>> start
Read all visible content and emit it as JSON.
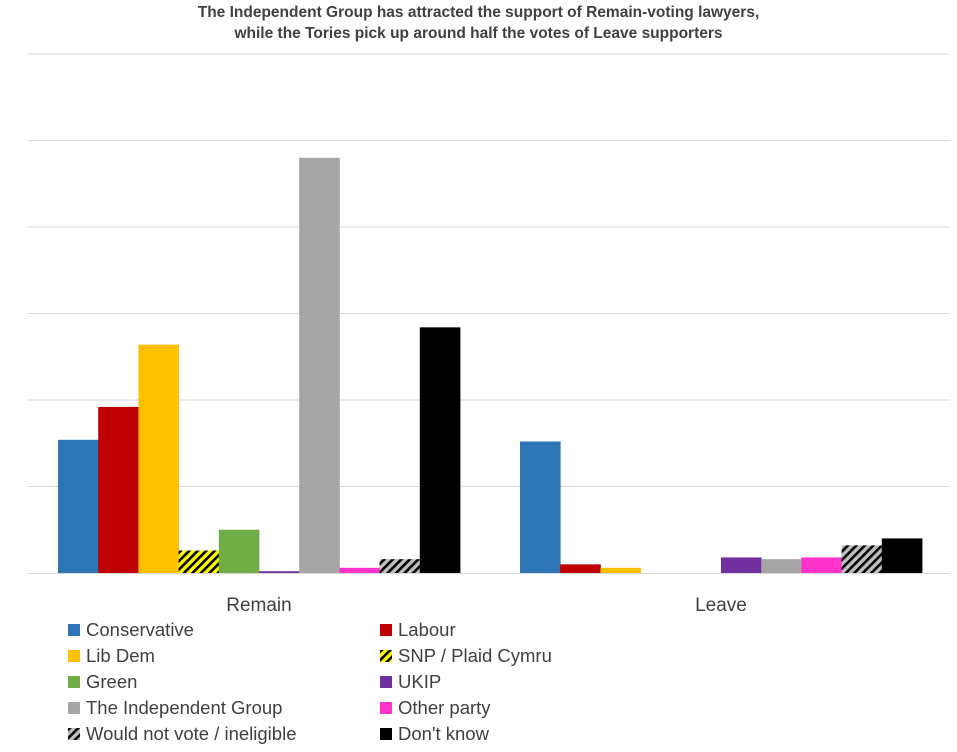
{
  "chart_data": {
    "type": "bar",
    "title_lines": [
      "The Independent Group has attracted the support of Remain-voting lawyers,",
      "while the Tories pick up around half the votes of Leave supporters"
    ],
    "categories": [
      "Remain",
      "Leave"
    ],
    "ylim": [
      0,
      30
    ],
    "y_tick_labels_shown": false,
    "grid": true,
    "legend_position": "bottom",
    "series": [
      {
        "name": "Conservative",
        "color": "#2E75B6",
        "pattern": "solid",
        "values": [
          7.7,
          7.6
        ]
      },
      {
        "name": "Labour",
        "color": "#C00000",
        "pattern": "solid",
        "values": [
          9.6,
          0.5
        ]
      },
      {
        "name": "Lib Dem",
        "color": "#FFC000",
        "pattern": "solid",
        "values": [
          13.2,
          0.3
        ]
      },
      {
        "name": "SNP / Plaid Cymru",
        "color": "#FFFF00",
        "pattern": "hatched",
        "values": [
          1.3,
          0.0
        ]
      },
      {
        "name": "Green",
        "color": "#70AD47",
        "pattern": "solid",
        "values": [
          2.5,
          0.0
        ]
      },
      {
        "name": "UKIP",
        "color": "#7030A0",
        "pattern": "solid",
        "values": [
          0.1,
          0.9
        ]
      },
      {
        "name": "The Independent Group",
        "color": "#A5A5A5",
        "pattern": "solid",
        "values": [
          24.0,
          0.8
        ]
      },
      {
        "name": "Other party",
        "color": "#FF33CC",
        "pattern": "solid",
        "values": [
          0.3,
          0.9
        ]
      },
      {
        "name": "Would not vote / ineligible",
        "color": "#BFBFBF",
        "pattern": "hatched",
        "values": [
          0.8,
          1.6
        ]
      },
      {
        "name": "Don't know",
        "color": "#000000",
        "pattern": "solid",
        "values": [
          14.2,
          2.0
        ]
      }
    ]
  }
}
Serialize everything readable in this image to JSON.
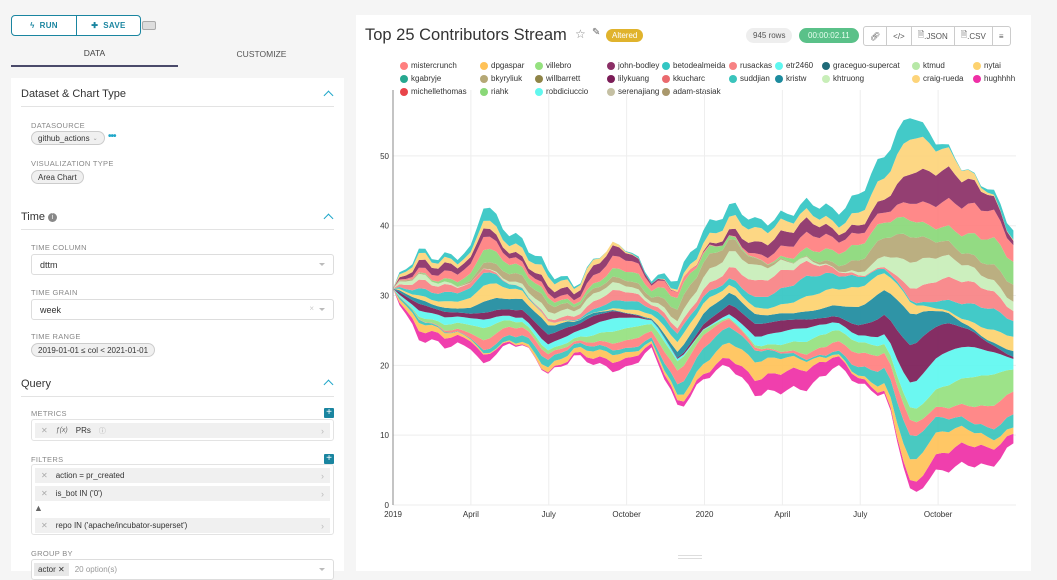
{
  "toolbar": {
    "run_label": "RUN",
    "save_label": "SAVE",
    "run_icon": "bolt-icon",
    "save_icon": "plus-circle-icon",
    "keyboard_icon": "keyboard-icon"
  },
  "tabs": [
    {
      "label": "DATA",
      "active": true
    },
    {
      "label": "CUSTOMIZE",
      "active": false
    }
  ],
  "sections": {
    "dataset": {
      "title": "Dataset & Chart Type",
      "datasource_label": "DATASOURCE",
      "datasource_value": "github_actions",
      "viz_label": "VISUALIZATION TYPE",
      "viz_value": "Area Chart"
    },
    "time": {
      "title": "Time",
      "time_column_label": "TIME COLUMN",
      "time_column_value": "dttm",
      "time_grain_label": "TIME GRAIN",
      "time_grain_value": "week",
      "time_range_label": "TIME RANGE",
      "time_range_value": "2019-01-01 ≤ col < 2021-01-01"
    },
    "query": {
      "title": "Query",
      "metrics_label": "METRICS",
      "metrics": [
        "PRs"
      ],
      "filters_label": "FILTERS",
      "filters": [
        "action = pr_created",
        "is_bot IN ('0')",
        "repo IN ('apache/incubator-superset')"
      ],
      "group_by_label": "GROUP BY",
      "group_by_value": "actor",
      "group_by_placeholder": "20 option(s)"
    }
  },
  "header": {
    "title": "Top 25 Contributors Stream",
    "altered_badge": "Altered",
    "row_count": "945 rows",
    "timer": "00:00:02.11",
    "actions": [
      "link-icon",
      "embed-code-icon",
      ".JSON",
      ".CSV",
      "menu-icon"
    ],
    "action_labels": {
      "json": ".JSON",
      "csv": ".CSV"
    }
  },
  "colors": {
    "accent": "#1a85a0",
    "altered": "#e0b32d",
    "timer": "#5ac189"
  },
  "chart_data": {
    "type": "area",
    "title": "Top 25 Contributors Stream",
    "style": "stream",
    "xlabel": "",
    "ylabel": "",
    "ylim": [
      0,
      58
    ],
    "yticks": [
      0,
      10,
      20,
      30,
      40,
      50
    ],
    "xticks": [
      "2019",
      "April",
      "July",
      "October",
      "2020",
      "April",
      "July",
      "October"
    ],
    "x_range": [
      "2019-01-01",
      "2020-12-31"
    ],
    "grid": true,
    "legend_position": "top",
    "series": [
      {
        "name": "mistercrunch",
        "color": "#ff7f7f"
      },
      {
        "name": "dpgaspar",
        "color": "#ffc258"
      },
      {
        "name": "villebro",
        "color": "#95e17f"
      },
      {
        "name": "john-bodley",
        "color": "#8b2f66"
      },
      {
        "name": "betodealmeida",
        "color": "#33c6c3"
      },
      {
        "name": "rusackas",
        "color": "#f78284"
      },
      {
        "name": "etr2460",
        "color": "#5ef7f0"
      },
      {
        "name": "graceguo-supercat",
        "color": "#1f6a78"
      },
      {
        "name": "ktmud",
        "color": "#b7e8a7"
      },
      {
        "name": "nytai",
        "color": "#fdd26f"
      },
      {
        "name": "kgabryje",
        "color": "#26a890"
      },
      {
        "name": "bkyryliuk",
        "color": "#b5a876"
      },
      {
        "name": "willbarrett",
        "color": "#8f8447"
      },
      {
        "name": "lilykuang",
        "color": "#7b1c57"
      },
      {
        "name": "kkucharc",
        "color": "#ea6a6e"
      },
      {
        "name": "suddjian",
        "color": "#3ac4bc"
      },
      {
        "name": "kristw",
        "color": "#1d8b9e"
      },
      {
        "name": "khtruong",
        "color": "#c8eeb8"
      },
      {
        "name": "craig-rueda",
        "color": "#fdd47a"
      },
      {
        "name": "hughhhh",
        "color": "#ef2fa6"
      },
      {
        "name": "michellethomas",
        "color": "#e8444a"
      },
      {
        "name": "riahk",
        "color": "#8ad878"
      },
      {
        "name": "robdiciuccio",
        "color": "#62f7ee"
      },
      {
        "name": "serenajiang",
        "color": "#c5c0a3"
      },
      {
        "name": "adam-stasiak",
        "color": "#a9986c"
      }
    ],
    "envelope": {
      "note": "approximate visible top/bottom of the stacked stream read from the axis",
      "x_months": [
        0,
        1,
        2,
        3,
        3.5,
        4,
        5,
        6,
        7,
        8,
        9,
        10,
        11,
        12,
        13,
        14,
        15,
        16,
        17,
        18,
        19,
        20,
        20.5,
        21,
        22,
        23,
        23.9
      ],
      "top": [
        31,
        36,
        36,
        36,
        43,
        41,
        38,
        33,
        32,
        36,
        37,
        33,
        32,
        40,
        43,
        40,
        42,
        43,
        42,
        45,
        50,
        57,
        54,
        52,
        48,
        46,
        39
      ],
      "bottom": [
        31,
        24,
        22.5,
        23,
        20,
        22,
        23,
        19,
        21,
        20,
        19.5,
        22,
        14,
        18,
        20,
        16,
        16,
        17,
        20,
        17,
        16,
        0.5,
        3,
        5,
        6,
        5,
        9
      ]
    },
    "band_order_bottom_to_top": [
      "hughhhh",
      "dpgaspar",
      "suddjian",
      "mistercrunch",
      "villebro",
      "etr2460",
      "lilykuang",
      "kristw",
      "nytai",
      "betodealmeida",
      "rusackas",
      "khtruong",
      "bkyryliuk",
      "riahk",
      "mistercrunch",
      "john-bodley",
      "craig-rueda",
      "betodealmeida"
    ]
  }
}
>> end
Requirements:
Pull out each line of the entries that contains "false".

Finished answer:
    "y_tick_labels_shown": false,
      "active": false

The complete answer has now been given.